WHAT IS BEING ASKED:
Write out the records below once more, exactly as they stand.

-------- EXCERPTED DATA

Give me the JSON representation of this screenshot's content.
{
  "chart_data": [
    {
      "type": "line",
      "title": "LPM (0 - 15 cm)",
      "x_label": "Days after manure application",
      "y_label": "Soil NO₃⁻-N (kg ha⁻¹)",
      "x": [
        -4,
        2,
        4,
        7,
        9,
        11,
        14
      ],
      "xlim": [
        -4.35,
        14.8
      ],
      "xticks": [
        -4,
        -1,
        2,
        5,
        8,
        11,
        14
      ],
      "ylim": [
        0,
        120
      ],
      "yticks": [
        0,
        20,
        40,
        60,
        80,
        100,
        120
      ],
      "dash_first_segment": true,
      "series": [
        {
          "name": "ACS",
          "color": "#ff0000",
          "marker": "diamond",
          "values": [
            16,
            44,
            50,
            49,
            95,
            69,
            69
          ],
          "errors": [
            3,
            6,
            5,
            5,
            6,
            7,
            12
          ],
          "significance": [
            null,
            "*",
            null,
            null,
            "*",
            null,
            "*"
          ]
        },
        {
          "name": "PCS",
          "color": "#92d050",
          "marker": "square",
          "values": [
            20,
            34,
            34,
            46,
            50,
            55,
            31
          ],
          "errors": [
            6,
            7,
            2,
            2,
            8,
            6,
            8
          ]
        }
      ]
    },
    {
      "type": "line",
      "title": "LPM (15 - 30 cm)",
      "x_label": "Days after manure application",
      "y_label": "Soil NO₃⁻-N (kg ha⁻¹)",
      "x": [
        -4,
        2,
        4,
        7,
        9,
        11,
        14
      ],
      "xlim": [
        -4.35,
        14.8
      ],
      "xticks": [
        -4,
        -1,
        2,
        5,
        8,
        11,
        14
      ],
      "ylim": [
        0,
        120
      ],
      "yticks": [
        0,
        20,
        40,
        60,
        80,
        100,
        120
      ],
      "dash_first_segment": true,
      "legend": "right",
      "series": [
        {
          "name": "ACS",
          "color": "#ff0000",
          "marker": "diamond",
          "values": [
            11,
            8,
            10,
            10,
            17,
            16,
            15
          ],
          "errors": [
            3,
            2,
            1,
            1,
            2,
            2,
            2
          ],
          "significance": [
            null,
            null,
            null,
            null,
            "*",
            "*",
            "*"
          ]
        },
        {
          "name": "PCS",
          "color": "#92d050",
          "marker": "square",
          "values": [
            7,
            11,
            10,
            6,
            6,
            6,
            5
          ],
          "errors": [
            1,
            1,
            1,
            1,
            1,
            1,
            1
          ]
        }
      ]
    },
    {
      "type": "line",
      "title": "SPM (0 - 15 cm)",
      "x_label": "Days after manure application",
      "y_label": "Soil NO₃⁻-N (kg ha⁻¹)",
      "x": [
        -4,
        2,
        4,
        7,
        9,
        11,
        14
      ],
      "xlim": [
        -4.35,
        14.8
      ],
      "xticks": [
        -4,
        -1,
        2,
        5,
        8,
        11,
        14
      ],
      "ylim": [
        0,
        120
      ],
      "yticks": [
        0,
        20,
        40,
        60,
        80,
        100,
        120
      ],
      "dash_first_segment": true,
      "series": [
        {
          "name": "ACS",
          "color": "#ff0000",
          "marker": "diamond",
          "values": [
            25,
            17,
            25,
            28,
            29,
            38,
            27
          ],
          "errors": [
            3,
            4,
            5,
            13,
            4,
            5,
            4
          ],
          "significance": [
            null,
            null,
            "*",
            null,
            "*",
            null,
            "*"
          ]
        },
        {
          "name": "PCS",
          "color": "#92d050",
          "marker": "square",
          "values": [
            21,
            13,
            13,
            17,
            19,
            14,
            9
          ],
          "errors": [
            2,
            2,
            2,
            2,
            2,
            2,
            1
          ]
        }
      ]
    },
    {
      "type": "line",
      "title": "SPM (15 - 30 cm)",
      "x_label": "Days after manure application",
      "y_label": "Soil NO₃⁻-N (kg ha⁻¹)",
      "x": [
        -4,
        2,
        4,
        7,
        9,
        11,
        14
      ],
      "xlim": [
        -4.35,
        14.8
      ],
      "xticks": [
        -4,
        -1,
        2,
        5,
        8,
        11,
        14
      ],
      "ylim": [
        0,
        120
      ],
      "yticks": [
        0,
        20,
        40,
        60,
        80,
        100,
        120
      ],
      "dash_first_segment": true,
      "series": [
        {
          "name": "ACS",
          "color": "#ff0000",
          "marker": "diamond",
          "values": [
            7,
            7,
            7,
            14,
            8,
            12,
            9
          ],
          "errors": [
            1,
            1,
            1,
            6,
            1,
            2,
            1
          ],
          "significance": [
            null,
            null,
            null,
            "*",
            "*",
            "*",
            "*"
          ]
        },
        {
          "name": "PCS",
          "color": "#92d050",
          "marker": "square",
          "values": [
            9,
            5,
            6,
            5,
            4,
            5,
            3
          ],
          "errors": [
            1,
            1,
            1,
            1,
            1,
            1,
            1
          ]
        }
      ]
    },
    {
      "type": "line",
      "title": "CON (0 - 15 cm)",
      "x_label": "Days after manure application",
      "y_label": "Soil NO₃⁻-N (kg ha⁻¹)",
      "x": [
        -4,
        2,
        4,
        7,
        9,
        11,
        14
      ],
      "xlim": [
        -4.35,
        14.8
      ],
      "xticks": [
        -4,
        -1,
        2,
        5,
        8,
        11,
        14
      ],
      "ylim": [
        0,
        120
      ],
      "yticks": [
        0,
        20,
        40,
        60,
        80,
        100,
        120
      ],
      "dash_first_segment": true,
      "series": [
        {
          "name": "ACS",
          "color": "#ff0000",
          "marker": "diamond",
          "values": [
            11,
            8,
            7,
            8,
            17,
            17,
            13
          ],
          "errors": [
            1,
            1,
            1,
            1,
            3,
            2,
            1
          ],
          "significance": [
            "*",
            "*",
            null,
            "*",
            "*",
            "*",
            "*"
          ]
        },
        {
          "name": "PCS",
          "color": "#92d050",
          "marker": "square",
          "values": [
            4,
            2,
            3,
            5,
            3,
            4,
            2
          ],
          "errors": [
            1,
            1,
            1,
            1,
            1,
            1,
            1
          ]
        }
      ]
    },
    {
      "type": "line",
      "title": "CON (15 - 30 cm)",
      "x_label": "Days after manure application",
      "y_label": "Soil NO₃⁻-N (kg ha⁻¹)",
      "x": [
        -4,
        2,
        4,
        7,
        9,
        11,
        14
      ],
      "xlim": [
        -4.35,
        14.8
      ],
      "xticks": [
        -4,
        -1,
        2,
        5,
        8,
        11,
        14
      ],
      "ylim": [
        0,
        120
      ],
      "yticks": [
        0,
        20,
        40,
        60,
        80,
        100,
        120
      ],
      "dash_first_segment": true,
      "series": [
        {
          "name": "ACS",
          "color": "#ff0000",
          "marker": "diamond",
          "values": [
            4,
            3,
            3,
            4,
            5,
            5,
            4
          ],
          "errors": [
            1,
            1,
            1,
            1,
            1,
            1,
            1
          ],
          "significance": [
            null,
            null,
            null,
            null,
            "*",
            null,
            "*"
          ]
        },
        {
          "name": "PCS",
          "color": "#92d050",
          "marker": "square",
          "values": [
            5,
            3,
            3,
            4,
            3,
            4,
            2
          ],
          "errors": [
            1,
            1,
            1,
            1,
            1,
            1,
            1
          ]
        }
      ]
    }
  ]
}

----------------

ANSWER TO THIS EXERCISE:
Give me the JSON representation of this screenshot's content.
{
  "chart_data": [
    {
      "type": "line",
      "title": "LPM (0 - 15 cm)",
      "x_label": "Days after manure application",
      "y_label": "Soil NO₃⁻-N (kg ha⁻¹)",
      "x": [
        -4,
        2,
        4,
        7,
        9,
        11,
        14
      ],
      "xlim": [
        -4.35,
        14.8
      ],
      "xticks": [
        -4,
        -1,
        2,
        5,
        8,
        11,
        14
      ],
      "ylim": [
        0,
        120
      ],
      "yticks": [
        0,
        20,
        40,
        60,
        80,
        100,
        120
      ],
      "dash_first_segment": true,
      "series": [
        {
          "name": "ACS",
          "color": "#ff0000",
          "marker": "diamond",
          "values": [
            16,
            44,
            50,
            49,
            95,
            69,
            69
          ],
          "errors": [
            3,
            6,
            5,
            5,
            6,
            7,
            12
          ],
          "significance": [
            null,
            "*",
            null,
            null,
            "*",
            null,
            "*"
          ]
        },
        {
          "name": "PCS",
          "color": "#92d050",
          "marker": "square",
          "values": [
            20,
            34,
            34,
            46,
            50,
            55,
            31
          ],
          "errors": [
            6,
            7,
            2,
            2,
            8,
            6,
            8
          ]
        }
      ]
    },
    {
      "type": "line",
      "title": "LPM (15 - 30 cm)",
      "x_label": "Days after manure application",
      "y_label": "Soil NO₃⁻-N (kg ha⁻¹)",
      "x": [
        -4,
        2,
        4,
        7,
        9,
        11,
        14
      ],
      "xlim": [
        -4.35,
        14.8
      ],
      "xticks": [
        -4,
        -1,
        2,
        5,
        8,
        11,
        14
      ],
      "ylim": [
        0,
        120
      ],
      "yticks": [
        0,
        20,
        40,
        60,
        80,
        100,
        120
      ],
      "dash_first_segment": true,
      "legend": "right",
      "series": [
        {
          "name": "ACS",
          "color": "#ff0000",
          "marker": "diamond",
          "values": [
            11,
            8,
            10,
            10,
            17,
            16,
            15
          ],
          "errors": [
            3,
            2,
            1,
            1,
            2,
            2,
            2
          ],
          "significance": [
            null,
            null,
            null,
            null,
            "*",
            "*",
            "*"
          ]
        },
        {
          "name": "PCS",
          "color": "#92d050",
          "marker": "square",
          "values": [
            7,
            11,
            10,
            6,
            6,
            6,
            5
          ],
          "errors": [
            1,
            1,
            1,
            1,
            1,
            1,
            1
          ]
        }
      ]
    },
    {
      "type": "line",
      "title": "SPM (0 - 15 cm)",
      "x_label": "Days after manure application",
      "y_label": "Soil NO₃⁻-N (kg ha⁻¹)",
      "x": [
        -4,
        2,
        4,
        7,
        9,
        11,
        14
      ],
      "xlim": [
        -4.35,
        14.8
      ],
      "xticks": [
        -4,
        -1,
        2,
        5,
        8,
        11,
        14
      ],
      "ylim": [
        0,
        120
      ],
      "yticks": [
        0,
        20,
        40,
        60,
        80,
        100,
        120
      ],
      "dash_first_segment": true,
      "series": [
        {
          "name": "ACS",
          "color": "#ff0000",
          "marker": "diamond",
          "values": [
            25,
            17,
            25,
            28,
            29,
            38,
            27
          ],
          "errors": [
            3,
            4,
            5,
            13,
            4,
            5,
            4
          ],
          "significance": [
            null,
            null,
            "*",
            null,
            "*",
            null,
            "*"
          ]
        },
        {
          "name": "PCS",
          "color": "#92d050",
          "marker": "square",
          "values": [
            21,
            13,
            13,
            17,
            19,
            14,
            9
          ],
          "errors": [
            2,
            2,
            2,
            2,
            2,
            2,
            1
          ]
        }
      ]
    },
    {
      "type": "line",
      "title": "SPM (15 - 30 cm)",
      "x_label": "Days after manure application",
      "y_label": "Soil NO₃⁻-N (kg ha⁻¹)",
      "x": [
        -4,
        2,
        4,
        7,
        9,
        11,
        14
      ],
      "xlim": [
        -4.35,
        14.8
      ],
      "xticks": [
        -4,
        -1,
        2,
        5,
        8,
        11,
        14
      ],
      "ylim": [
        0,
        120
      ],
      "yticks": [
        0,
        20,
        40,
        60,
        80,
        100,
        120
      ],
      "dash_first_segment": true,
      "series": [
        {
          "name": "ACS",
          "color": "#ff0000",
          "marker": "diamond",
          "values": [
            7,
            7,
            7,
            14,
            8,
            12,
            9
          ],
          "errors": [
            1,
            1,
            1,
            6,
            1,
            2,
            1
          ],
          "significance": [
            null,
            null,
            null,
            "*",
            "*",
            "*",
            "*"
          ]
        },
        {
          "name": "PCS",
          "color": "#92d050",
          "marker": "square",
          "values": [
            9,
            5,
            6,
            5,
            4,
            5,
            3
          ],
          "errors": [
            1,
            1,
            1,
            1,
            1,
            1,
            1
          ]
        }
      ]
    },
    {
      "type": "line",
      "title": "CON (0 - 15 cm)",
      "x_label": "Days after manure application",
      "y_label": "Soil NO₃⁻-N (kg ha⁻¹)",
      "x": [
        -4,
        2,
        4,
        7,
        9,
        11,
        14
      ],
      "xlim": [
        -4.35,
        14.8
      ],
      "xticks": [
        -4,
        -1,
        2,
        5,
        8,
        11,
        14
      ],
      "ylim": [
        0,
        120
      ],
      "yticks": [
        0,
        20,
        40,
        60,
        80,
        100,
        120
      ],
      "dash_first_segment": true,
      "series": [
        {
          "name": "ACS",
          "color": "#ff0000",
          "marker": "diamond",
          "values": [
            11,
            8,
            7,
            8,
            17,
            17,
            13
          ],
          "errors": [
            1,
            1,
            1,
            1,
            3,
            2,
            1
          ],
          "significance": [
            "*",
            "*",
            null,
            "*",
            "*",
            "*",
            "*"
          ]
        },
        {
          "name": "PCS",
          "color": "#92d050",
          "marker": "square",
          "values": [
            4,
            2,
            3,
            5,
            3,
            4,
            2
          ],
          "errors": [
            1,
            1,
            1,
            1,
            1,
            1,
            1
          ]
        }
      ]
    },
    {
      "type": "line",
      "title": "CON (15 - 30 cm)",
      "x_label": "Days after manure application",
      "y_label": "Soil NO₃⁻-N (kg ha⁻¹)",
      "x": [
        -4,
        2,
        4,
        7,
        9,
        11,
        14
      ],
      "xlim": [
        -4.35,
        14.8
      ],
      "xticks": [
        -4,
        -1,
        2,
        5,
        8,
        11,
        14
      ],
      "ylim": [
        0,
        120
      ],
      "yticks": [
        0,
        20,
        40,
        60,
        80,
        100,
        120
      ],
      "dash_first_segment": true,
      "series": [
        {
          "name": "ACS",
          "color": "#ff0000",
          "marker": "diamond",
          "values": [
            4,
            3,
            3,
            4,
            5,
            5,
            4
          ],
          "errors": [
            1,
            1,
            1,
            1,
            1,
            1,
            1
          ],
          "significance": [
            null,
            null,
            null,
            null,
            "*",
            null,
            "*"
          ]
        },
        {
          "name": "PCS",
          "color": "#92d050",
          "marker": "square",
          "values": [
            5,
            3,
            3,
            4,
            3,
            4,
            2
          ],
          "errors": [
            1,
            1,
            1,
            1,
            1,
            1,
            1
          ]
        }
      ]
    }
  ]
}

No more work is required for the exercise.